◆ **Questions**
1) Repeat the part of the gonorrhea abstract below from "Background: Neisseria gonorrhoeae" to "relapse of infection.".
2) According to the gonorrhea abstract below, N. gonorrhoeae strains resistant to which three groups of antibiotics have been reported from different countries?
3) Continue the gonorrhea abstract below from where it stops.

Detection of mutation-induced, quinolone-resistant Neisseria gonorrhoeae among Iranian women

Roya Torabizadeh*
Alborz university of Medical Sciences, Iran

Citation: Torabizadeh R (2019) Detection of mutation-induced, quinolone-resistant Neisseria gonorrhoeae among Iranian women. SciTech Nanosciences-Pharma 2019. Tokyo: Japan

Received: August 25, 2019         Accepted: August 27, 2019         Published: August 27, 2019


Background: Neisseria gonorrhoeae infection is a major cause of sexually transmitted disease (STD) and remains a major concern in general and community health. Over the past three decades, there have been reports from different countries of N. gonorrhoeae strains resistant to penicillins, tetracyclines, and quinolones. The purpose of this study was to investigate N. gonorrhoeae drug resistance in view of the widespread use of quinolone antibiotics to low cost and availability, and to search for mutation-induced resistance in order to avoid inappropriate drug use and relapse of infection.

Data items:
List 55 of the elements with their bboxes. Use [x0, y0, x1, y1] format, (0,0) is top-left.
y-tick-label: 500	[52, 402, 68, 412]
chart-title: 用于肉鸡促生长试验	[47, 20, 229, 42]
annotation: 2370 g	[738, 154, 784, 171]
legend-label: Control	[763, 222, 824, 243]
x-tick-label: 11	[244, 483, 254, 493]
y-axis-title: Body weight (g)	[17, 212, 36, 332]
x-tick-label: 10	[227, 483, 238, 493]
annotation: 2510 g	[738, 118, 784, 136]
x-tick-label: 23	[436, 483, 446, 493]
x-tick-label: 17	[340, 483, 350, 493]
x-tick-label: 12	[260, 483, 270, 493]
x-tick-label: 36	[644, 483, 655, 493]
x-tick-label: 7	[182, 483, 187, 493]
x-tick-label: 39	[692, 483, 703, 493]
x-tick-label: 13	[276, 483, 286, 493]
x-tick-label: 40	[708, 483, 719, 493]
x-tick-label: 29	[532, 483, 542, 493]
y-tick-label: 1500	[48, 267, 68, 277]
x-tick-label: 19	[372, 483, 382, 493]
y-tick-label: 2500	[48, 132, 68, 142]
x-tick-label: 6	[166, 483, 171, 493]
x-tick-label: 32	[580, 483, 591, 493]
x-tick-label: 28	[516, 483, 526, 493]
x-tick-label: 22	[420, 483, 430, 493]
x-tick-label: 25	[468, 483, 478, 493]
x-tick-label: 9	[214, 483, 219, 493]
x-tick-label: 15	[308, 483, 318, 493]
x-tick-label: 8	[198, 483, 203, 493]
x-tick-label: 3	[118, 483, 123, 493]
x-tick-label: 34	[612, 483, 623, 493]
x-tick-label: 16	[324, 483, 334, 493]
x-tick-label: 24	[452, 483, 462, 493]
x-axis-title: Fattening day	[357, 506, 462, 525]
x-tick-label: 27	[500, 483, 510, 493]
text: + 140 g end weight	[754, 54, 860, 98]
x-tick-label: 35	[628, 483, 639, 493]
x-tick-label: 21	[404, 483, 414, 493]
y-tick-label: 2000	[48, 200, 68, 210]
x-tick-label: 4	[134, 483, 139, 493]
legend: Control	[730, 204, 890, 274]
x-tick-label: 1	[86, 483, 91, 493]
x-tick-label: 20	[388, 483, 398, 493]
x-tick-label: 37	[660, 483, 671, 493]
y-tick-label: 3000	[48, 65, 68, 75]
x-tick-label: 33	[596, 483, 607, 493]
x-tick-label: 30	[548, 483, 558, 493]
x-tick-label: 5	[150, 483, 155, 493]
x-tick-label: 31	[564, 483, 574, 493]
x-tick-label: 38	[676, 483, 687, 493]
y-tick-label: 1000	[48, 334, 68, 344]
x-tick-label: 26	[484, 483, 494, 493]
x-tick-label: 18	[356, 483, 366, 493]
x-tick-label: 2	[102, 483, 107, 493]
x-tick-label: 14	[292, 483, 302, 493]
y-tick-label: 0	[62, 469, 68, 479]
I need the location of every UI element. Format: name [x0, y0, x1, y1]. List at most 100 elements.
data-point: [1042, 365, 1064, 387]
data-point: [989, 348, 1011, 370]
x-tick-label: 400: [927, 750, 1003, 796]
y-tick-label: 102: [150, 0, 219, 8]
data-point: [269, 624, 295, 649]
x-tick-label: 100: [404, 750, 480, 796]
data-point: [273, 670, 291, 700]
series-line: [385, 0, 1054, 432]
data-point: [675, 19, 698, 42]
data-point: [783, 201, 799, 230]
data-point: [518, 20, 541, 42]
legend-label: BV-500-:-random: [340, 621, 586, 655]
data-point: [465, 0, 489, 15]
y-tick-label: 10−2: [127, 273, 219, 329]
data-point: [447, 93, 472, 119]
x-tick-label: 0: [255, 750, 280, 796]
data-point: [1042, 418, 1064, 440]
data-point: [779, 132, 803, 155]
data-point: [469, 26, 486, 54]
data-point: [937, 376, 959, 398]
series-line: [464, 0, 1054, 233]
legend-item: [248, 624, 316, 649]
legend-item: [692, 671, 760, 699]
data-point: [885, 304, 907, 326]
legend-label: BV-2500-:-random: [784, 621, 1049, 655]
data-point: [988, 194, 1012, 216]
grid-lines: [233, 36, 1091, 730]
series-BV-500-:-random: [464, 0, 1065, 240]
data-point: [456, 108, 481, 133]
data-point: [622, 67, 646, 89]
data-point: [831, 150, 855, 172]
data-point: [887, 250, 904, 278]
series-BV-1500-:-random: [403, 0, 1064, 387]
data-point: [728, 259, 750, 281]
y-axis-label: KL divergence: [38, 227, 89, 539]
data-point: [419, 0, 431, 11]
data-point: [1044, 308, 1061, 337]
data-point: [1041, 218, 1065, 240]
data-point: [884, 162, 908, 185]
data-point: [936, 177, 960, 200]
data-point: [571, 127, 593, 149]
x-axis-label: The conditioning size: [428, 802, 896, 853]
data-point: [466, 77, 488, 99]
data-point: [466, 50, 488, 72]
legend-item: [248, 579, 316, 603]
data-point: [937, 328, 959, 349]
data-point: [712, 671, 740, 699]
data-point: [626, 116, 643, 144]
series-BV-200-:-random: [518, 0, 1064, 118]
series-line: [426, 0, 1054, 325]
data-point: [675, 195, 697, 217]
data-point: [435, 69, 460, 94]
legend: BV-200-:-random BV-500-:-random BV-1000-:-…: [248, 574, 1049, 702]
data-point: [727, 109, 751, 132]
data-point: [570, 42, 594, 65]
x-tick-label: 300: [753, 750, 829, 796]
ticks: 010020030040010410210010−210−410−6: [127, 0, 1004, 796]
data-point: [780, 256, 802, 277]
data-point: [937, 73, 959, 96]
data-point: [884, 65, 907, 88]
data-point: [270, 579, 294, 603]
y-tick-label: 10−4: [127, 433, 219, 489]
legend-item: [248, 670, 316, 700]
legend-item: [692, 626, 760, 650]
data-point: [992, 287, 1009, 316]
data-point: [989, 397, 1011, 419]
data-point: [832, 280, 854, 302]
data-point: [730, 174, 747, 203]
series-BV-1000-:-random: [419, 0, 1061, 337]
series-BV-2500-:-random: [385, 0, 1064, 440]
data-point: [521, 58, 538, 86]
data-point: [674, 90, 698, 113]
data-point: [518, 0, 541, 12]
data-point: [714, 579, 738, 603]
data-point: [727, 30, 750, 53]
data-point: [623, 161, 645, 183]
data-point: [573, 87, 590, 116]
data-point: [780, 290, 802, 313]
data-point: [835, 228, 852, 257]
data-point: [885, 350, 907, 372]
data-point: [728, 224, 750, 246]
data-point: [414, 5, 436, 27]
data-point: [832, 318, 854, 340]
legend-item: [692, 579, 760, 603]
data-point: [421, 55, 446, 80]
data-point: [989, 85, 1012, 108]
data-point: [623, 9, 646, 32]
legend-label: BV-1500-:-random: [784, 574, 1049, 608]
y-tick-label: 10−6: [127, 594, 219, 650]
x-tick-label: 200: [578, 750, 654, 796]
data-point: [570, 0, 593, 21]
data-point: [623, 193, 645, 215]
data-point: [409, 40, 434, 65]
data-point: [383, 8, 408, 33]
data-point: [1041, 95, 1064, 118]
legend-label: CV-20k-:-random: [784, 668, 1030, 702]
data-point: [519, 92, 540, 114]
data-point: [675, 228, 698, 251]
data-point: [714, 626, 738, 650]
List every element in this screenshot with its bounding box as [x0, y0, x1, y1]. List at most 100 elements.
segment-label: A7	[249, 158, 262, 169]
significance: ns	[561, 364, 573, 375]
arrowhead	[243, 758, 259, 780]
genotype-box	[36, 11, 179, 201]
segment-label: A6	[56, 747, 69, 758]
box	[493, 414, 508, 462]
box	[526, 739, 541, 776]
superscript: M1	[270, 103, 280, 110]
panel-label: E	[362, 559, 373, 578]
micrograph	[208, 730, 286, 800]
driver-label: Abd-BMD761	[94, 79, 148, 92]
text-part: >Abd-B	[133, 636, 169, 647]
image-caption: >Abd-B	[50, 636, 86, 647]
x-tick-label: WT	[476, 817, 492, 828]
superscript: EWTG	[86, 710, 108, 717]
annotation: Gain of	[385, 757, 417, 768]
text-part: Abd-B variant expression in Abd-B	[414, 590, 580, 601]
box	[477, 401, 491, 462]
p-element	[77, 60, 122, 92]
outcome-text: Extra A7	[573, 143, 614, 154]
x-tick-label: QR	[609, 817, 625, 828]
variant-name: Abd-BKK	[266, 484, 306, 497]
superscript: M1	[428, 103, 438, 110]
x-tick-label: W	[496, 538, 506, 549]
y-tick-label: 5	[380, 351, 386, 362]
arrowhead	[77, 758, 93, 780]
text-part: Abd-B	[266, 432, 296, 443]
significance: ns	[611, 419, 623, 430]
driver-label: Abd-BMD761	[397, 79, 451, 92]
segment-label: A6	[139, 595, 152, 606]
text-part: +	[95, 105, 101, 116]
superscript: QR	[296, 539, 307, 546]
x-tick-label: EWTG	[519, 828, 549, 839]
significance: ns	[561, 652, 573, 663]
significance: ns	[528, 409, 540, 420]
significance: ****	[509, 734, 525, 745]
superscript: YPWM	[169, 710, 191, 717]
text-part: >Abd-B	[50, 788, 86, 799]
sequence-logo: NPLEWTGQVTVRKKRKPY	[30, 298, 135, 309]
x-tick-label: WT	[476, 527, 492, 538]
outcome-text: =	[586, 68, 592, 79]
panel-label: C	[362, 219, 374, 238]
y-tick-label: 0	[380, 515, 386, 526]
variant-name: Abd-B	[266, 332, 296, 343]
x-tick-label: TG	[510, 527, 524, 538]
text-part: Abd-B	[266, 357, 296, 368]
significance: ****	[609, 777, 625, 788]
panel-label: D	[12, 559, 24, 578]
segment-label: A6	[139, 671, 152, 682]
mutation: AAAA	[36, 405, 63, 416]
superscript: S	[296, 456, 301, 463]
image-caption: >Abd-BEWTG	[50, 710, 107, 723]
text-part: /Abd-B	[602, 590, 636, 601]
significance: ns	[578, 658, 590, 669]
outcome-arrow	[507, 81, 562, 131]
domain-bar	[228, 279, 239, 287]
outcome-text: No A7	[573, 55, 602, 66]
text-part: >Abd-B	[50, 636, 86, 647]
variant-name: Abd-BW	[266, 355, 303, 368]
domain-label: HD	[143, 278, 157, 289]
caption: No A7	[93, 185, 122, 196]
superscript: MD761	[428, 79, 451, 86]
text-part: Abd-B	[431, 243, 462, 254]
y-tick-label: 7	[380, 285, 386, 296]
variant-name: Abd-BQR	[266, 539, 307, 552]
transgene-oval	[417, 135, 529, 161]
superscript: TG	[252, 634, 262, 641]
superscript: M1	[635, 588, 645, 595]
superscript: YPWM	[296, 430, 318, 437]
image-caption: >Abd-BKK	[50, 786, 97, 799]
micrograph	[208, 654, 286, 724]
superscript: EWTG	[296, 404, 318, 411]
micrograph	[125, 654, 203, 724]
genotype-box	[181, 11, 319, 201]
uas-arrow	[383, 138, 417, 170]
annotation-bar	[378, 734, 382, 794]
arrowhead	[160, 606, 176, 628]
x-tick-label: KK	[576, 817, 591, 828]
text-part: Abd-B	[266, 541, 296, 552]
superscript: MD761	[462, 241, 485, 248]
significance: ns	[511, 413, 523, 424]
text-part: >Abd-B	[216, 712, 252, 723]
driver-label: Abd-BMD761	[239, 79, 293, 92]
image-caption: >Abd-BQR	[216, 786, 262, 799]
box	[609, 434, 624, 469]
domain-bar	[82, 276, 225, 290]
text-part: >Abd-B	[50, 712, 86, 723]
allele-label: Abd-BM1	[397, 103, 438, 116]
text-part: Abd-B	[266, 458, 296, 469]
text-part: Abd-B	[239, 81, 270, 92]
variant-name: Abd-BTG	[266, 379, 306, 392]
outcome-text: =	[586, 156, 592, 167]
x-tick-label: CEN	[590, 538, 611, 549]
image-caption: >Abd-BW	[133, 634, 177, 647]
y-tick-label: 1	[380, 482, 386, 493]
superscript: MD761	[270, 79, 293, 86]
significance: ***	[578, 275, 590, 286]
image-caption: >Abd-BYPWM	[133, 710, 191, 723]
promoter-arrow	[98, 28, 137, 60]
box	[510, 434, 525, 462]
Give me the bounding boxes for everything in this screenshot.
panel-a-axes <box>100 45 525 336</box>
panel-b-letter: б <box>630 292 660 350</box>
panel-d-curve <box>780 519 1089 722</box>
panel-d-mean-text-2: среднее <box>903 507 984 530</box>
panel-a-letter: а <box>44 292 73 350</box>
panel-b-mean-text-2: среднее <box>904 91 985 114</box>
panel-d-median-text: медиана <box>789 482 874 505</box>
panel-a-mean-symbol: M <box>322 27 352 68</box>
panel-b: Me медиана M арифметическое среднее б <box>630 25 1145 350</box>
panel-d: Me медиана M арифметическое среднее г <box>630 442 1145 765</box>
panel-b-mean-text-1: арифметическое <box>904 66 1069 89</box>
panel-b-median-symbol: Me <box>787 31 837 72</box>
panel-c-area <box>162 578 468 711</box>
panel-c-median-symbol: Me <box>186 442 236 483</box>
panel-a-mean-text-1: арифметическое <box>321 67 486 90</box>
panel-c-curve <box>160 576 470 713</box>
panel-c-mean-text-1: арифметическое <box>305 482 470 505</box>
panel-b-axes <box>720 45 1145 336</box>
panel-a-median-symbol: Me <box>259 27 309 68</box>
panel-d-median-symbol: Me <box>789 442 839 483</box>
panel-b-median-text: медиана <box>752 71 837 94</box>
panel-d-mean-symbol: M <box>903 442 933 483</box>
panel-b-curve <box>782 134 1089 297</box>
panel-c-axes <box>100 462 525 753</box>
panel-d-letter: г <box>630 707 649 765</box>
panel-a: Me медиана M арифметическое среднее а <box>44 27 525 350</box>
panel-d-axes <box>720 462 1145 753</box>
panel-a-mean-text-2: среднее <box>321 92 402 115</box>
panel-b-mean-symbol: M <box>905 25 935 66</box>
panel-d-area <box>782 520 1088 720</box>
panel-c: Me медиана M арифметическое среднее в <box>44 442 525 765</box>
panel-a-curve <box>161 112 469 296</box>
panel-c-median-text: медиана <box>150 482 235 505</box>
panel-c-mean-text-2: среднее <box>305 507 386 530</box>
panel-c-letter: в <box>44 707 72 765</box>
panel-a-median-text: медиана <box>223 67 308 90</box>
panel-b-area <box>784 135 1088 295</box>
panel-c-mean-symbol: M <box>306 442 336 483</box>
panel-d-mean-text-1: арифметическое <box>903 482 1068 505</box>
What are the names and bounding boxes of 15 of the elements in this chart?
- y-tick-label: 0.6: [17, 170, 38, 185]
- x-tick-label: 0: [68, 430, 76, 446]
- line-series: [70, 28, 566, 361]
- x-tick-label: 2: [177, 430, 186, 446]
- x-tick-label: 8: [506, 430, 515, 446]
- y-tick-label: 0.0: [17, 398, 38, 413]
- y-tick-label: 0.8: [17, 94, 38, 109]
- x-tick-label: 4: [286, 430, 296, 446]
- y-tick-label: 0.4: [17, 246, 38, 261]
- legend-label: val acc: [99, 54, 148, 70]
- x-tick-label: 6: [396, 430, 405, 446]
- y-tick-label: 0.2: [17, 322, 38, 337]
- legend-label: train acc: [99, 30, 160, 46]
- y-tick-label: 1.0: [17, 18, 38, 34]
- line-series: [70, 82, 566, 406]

◆ **Per-task answers**
1)
Background: Neisseria gonorrhoeae infection is a major cause of sexually transmitted disease (STD) and remains a major concern in general and community health. Over the past three decades, there have been reports from different countries of N. gonorrhoeae strains resistant to penicillins, tetracyclines, and quinolones. The purpose of this study was to investigate N. gonorrhoeae drug resistance in view of the widespread use of quinolone antibiotics to low cost and availability, and to search for mutation-induced resistance in order to avoid inappropriate drug use and relapse of infection.

2) Penicillins, tetracyclines, and quinolones.

3)
Method: This study included 300 women who were referred to obstetrics and gynecology clinics for abnormal vaginal discharge between October 2012  to December  2014  at educational hospitals of Shahid Beheshti University of Medical Sciences, Tehran, Iran. Cultures were performed for N. gonorrhoeae and positive samples were used to develop an antibiogram. Polymerase chain reaction (PCR) and DNA sequencing were used to study genetic resistance to quinolones. 
Results: Of 300 specimens included in the study, 7 (2.3 %) were positive for N. gonorrhoeae. Resistance was determined using a disc diffusion method, with ciprofloxacin resistance (57.1%). A minimum inhibitory concentration (MIC) of ≥1 μg/ml showed moderate resistance compared to ciprofloxacin, and an MIC ≥0.25 ± 0.125 μg/ml indicated intermediate resistance.  In this study MIC of one sample was: 1 μg/ml, 5 samples 0.25 μg/ml, 1 sample 0.125 μg/ ml. Genotyping of gyrA and parC genes identified a point mutation that induced resistance at an MIC ≥1 μg/ml in the amino acid 86 of gyrA gene and serine to leucin.
Conclusion: In the present study, we found that N. gonorrhoeae resistance to quinolones is due to mutation in gyrA gene, as reported by other studies worldwide, as well as in Iran.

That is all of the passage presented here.